#### WHAT TO DO
The entries need to be copied exactly.

#### DATA FOR PROCESSING
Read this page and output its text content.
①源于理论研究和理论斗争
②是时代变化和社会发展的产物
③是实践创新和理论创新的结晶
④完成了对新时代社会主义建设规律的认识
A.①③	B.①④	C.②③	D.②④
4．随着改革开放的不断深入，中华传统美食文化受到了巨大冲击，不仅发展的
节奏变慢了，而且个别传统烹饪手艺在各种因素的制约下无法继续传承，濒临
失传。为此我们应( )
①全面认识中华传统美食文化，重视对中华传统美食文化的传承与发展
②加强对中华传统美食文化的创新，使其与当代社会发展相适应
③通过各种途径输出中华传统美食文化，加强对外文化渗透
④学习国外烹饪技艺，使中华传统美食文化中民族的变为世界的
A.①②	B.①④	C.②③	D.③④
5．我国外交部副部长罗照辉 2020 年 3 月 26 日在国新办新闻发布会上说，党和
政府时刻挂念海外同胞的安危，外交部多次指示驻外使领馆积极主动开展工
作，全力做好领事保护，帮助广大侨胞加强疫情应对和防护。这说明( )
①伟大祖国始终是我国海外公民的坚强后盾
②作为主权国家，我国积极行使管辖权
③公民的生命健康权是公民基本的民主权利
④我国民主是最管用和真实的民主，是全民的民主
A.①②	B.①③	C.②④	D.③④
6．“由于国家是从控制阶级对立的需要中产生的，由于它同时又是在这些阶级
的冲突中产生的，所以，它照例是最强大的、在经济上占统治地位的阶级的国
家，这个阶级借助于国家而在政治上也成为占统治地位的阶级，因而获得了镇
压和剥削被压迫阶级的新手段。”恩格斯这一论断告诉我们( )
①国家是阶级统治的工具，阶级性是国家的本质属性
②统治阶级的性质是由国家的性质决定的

#### COMPLETE OUTPUT
Read this page and output its text content.
①源于理论研究和理论斗争
②是时代变化和社会发展的产物
③是实践创新和理论创新的结晶
④完成了对新时代社会主义建设规律的认识
A.①③	B.①④	C.②③	D.②④
4．随着改革开放的不断深入，中华传统美食文化受到了巨大冲击，不仅发展的
节奏变慢了，而且个别传统烹饪手艺在各种因素的制约下无法继续传承，濒临
失传。为此我们应( )
①全面认识中华传统美食文化，重视对中华传统美食文化的传承与发展
②加强对中华传统美食文化的创新，使其与当代社会发展相适应
③通过各种途径输出中华传统美食文化，加强对外文化渗透
④学习国外烹饪技艺，使中华传统美食文化中民族的变为世界的
A.①②	B.①④	C.②③	D.③④
5．我国外交部副部长罗照辉 2020 年 3 月 26 日在国新办新闻发布会上说，党和
政府时刻挂念海外同胞的安危，外交部多次指示驻外使领馆积极主动开展工
作，全力做好领事保护，帮助广大侨胞加强疫情应对和防护。这说明( )
①伟大祖国始终是我国海外公民的坚强后盾
②作为主权国家，我国积极行使管辖权
③公民的生命健康权是公民基本的民主权利
④我国民主是最管用和真实的民主，是全民的民主
A.①②	B.①③	C.②④	D.③④
6．“由于国家是从控制阶级对立的需要中产生的，由于它同时又是在这些阶级
的冲突中产生的，所以，它照例是最强大的、在经济上占统治地位的阶级的国
家，这个阶级借助于国家而在政治上也成为占统治地位的阶级，因而获得了镇
压和剥削被压迫阶级的新手段。”恩格斯这一论断告诉我们( )
①国家是阶级统治的工具，阶级性是国家的本质属性
②统治阶级的性质是由国家的性质决定的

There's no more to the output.